- [GIVEN REQUEST]
Every record must be repeated exactly; omit any pictures they contain.

- [DATA SECTION]
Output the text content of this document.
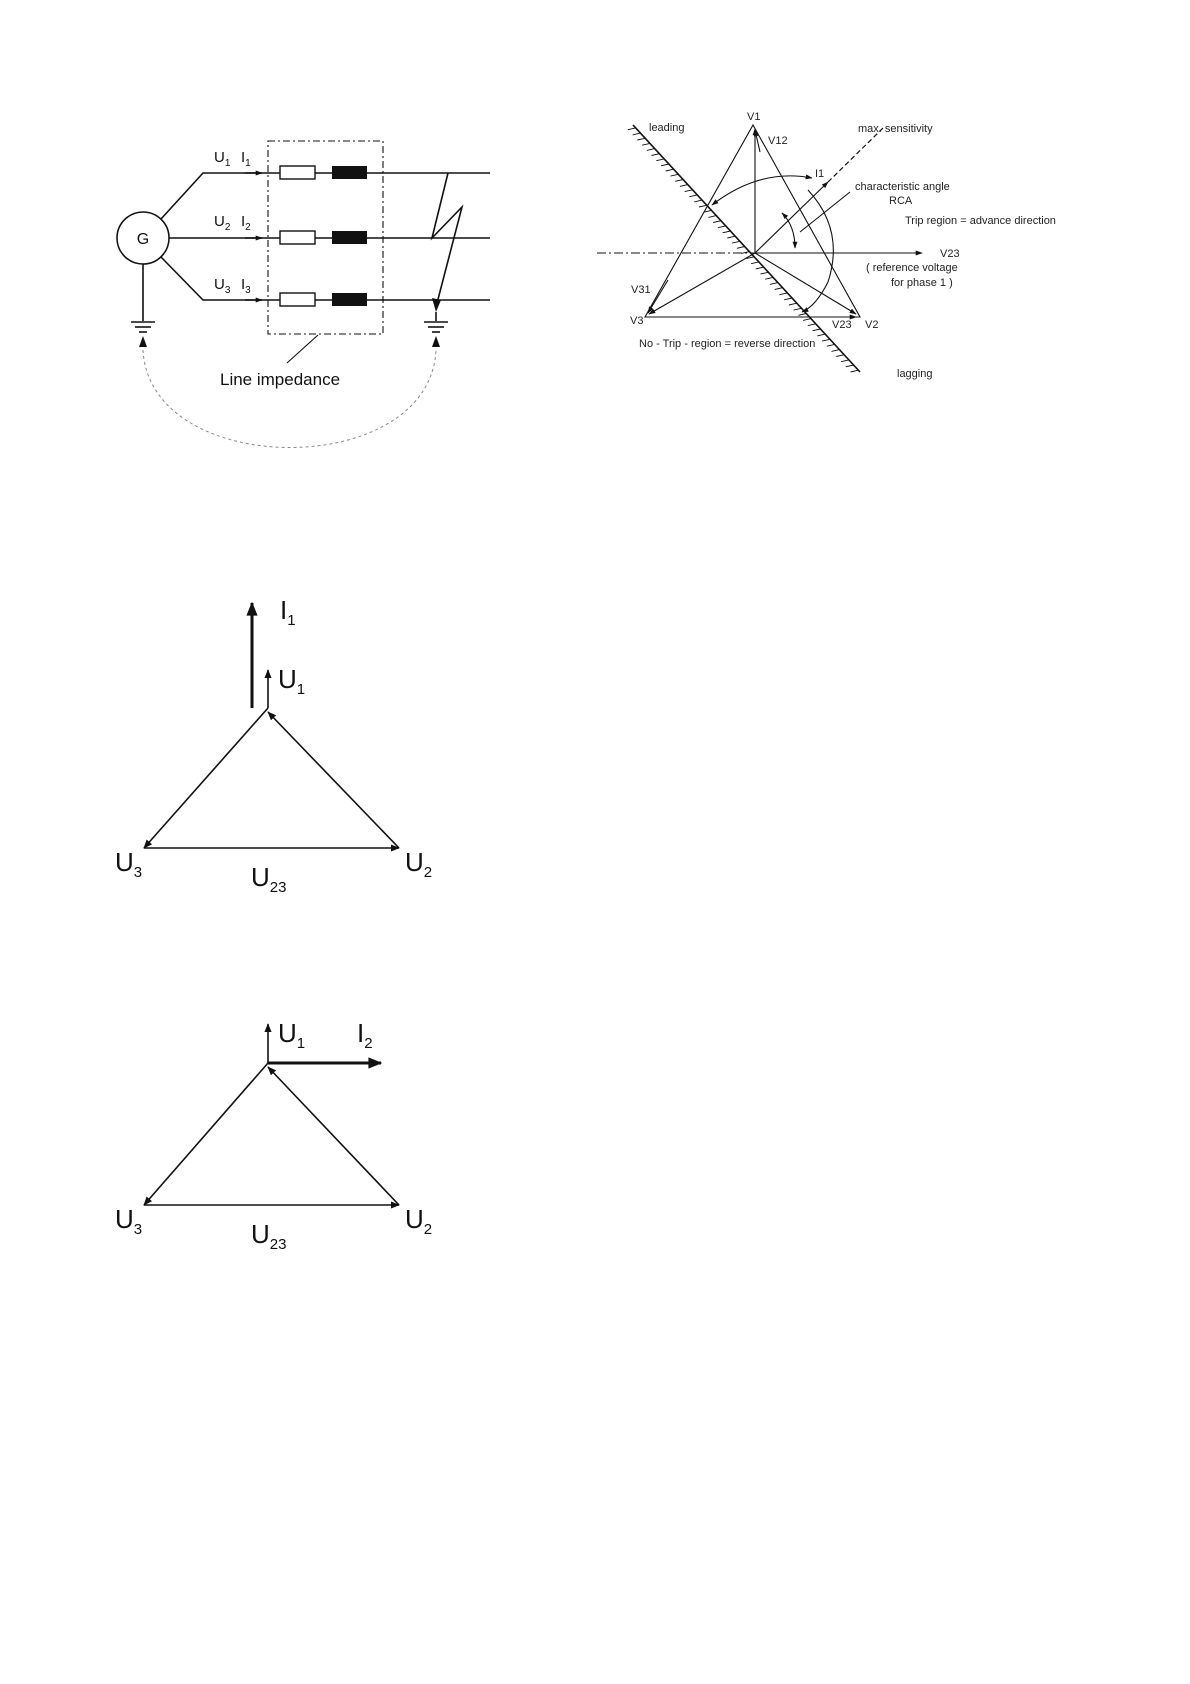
G
Line impedance
$U_1$ $I_1$
$U_2$ $I_2$
$U_3$ $I_3$
V1
V12
I1
leading	max. sensitivity
characteristic angle
RCA
Trip region = advance direction
V23
( reference voltage
for phase 1 )
V31
V3	V23 V2
No - Trip - region = reverse direction
lagging
$I_1$
$U_1$
$U_3$	$U_2$
$U_{23}$
$U_1$ $I_2$
$U_3$	$U_2$
$U_{23}$
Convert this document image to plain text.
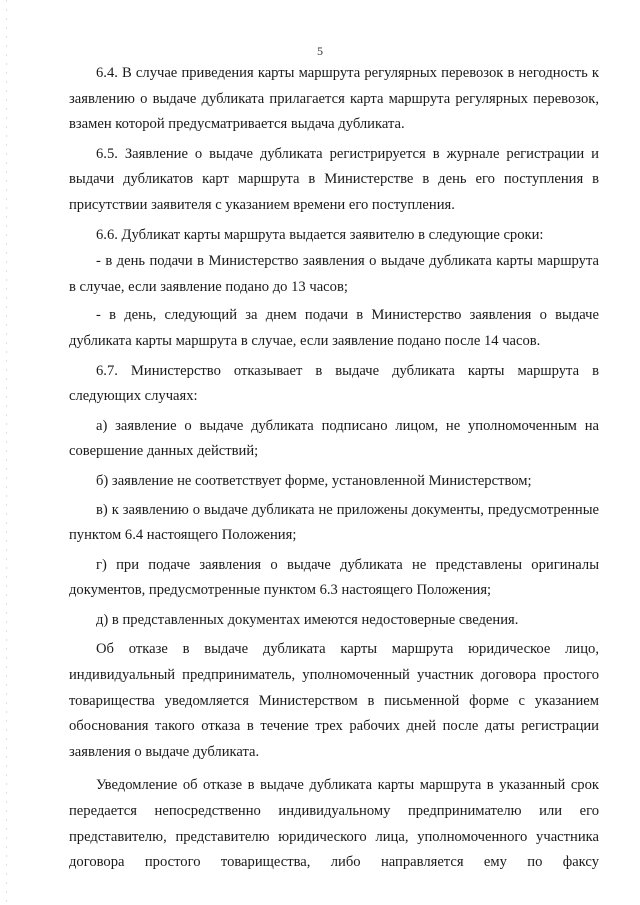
5

6.4. В случае приведения карты маршрута регулярных перевозок в негодность к заявлению о выдаче дубликата прилагается карта маршрута регулярных перевозок, взамен которой предусматривается выдача дубликата.

6.5. Заявление о выдаче дубликата регистрируется в журнале регистрации и выдачи дубликатов карт маршрута в Министерстве в день его поступления в присутствии заявителя с указанием времени его поступления.

6.6. Дубликат карты маршрута выдается заявителю в следующие сроки:

- в день подачи в Министерство заявления о выдаче дубликата карты маршрута в случае, если заявление подано до 13 часов;

- в день, следующий за днем подачи в Министерство заявления о выдаче дубликата карты маршрута в случае, если заявление подано после 14 часов.

6.7. Министерство отказывает в выдаче дубликата карты маршрута в следующих случаях:

а) заявление о выдаче дубликата подписано лицом, не уполномоченным на совершение данных действий;

б) заявление не соответствует форме, установленной Министерством;

в) к заявлению о выдаче дубликата не приложены документы, предусмотренные пунктом 6.4 настоящего Положения;

г) при подаче заявления о выдаче дубликата не представлены оригиналы документов, предусмотренные пунктом 6.3 настоящего Положения;

д) в представленных документах имеются недостоверные сведения.

Об отказе в выдаче дубликата карты маршрута юридическое лицо, индивидуальный предприниматель, уполномоченный участник договора простого товарищества уведомляется Министерством в письменной форме с указанием обоснования такого отказа в течение трех рабочих дней после даты регистрации заявления о выдаче дубликата.

Уведомление об отказе в выдаче дубликата карты маршрута в указанный срок передается непосредственно индивидуальному предпринимателю или его представителю, представителю юридического лица, уполномоченного участника договора простого товарищества, либо направляется ему по факсу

- [TASK OUTPUT]
Output the text content of this document.
G
Line impedance
$U_1$ $I_1$
$U_2$ $I_2$
$U_3$ $I_3$
V1
V12
I1
leading	max. sensitivity
characteristic angle
RCA
Trip region = advance direction
V23
( reference voltage
for phase 1 )
V31
V3	V23 V2
No - Trip - region = reverse direction
lagging
$I_1$
$U_1$
$U_3$	$U_2$
$U_{23}$
$U_1$ $I_2$
$U_3$	$U_2$
$U_{23}$
Convert this document image to plain text.
5

6.4. В случае приведения карты маршрута регулярных перевозок в негодность к заявлению о выдаче дубликата прилагается карта маршрута регулярных перевозок, взамен которой предусматривается выдача дубликата.

6.5. Заявление о выдаче дубликата регистрируется в журнале регистрации и выдачи дубликатов карт маршрута в Министерстве в день его поступления в присутствии заявителя с указанием времени его поступления.

6.6. Дубликат карты маршрута выдается заявителю в следующие сроки:

- в день подачи в Министерство заявления о выдаче дубликата карты маршрута в случае, если заявление подано до 13 часов;

- в день, следующий за днем подачи в Министерство заявления о выдаче дубликата карты маршрута в случае, если заявление подано после 14 часов.

6.7. Министерство отказывает в выдаче дубликата карты маршрута в следующих случаях:

а) заявление о выдаче дубликата подписано лицом, не уполномоченным на совершение данных действий;

б) заявление не соответствует форме, установленной Министерством;

в) к заявлению о выдаче дубликата не приложены документы, предусмотренные пунктом 6.4 настоящего Положения;

г) при подаче заявления о выдаче дубликата не представлены оригиналы документов, предусмотренные пунктом 6.3 настоящего Положения;

д) в представленных документах имеются недостоверные сведения.

Об отказе в выдаче дубликата карты маршрута юридическое лицо, индивидуальный предприниматель, уполномоченный участник договора простого товарищества уведомляется Министерством в письменной форме с указанием обоснования такого отказа в течение трех рабочих дней после даты регистрации заявления о выдаче дубликата.

Уведомление об отказе в выдаче дубликата карты маршрута в указанный срок передается непосредственно индивидуальному предпринимателю или его представителю, представителю юридического лица, уполномоченного участника договора простого товарищества, либо направляется ему по факсу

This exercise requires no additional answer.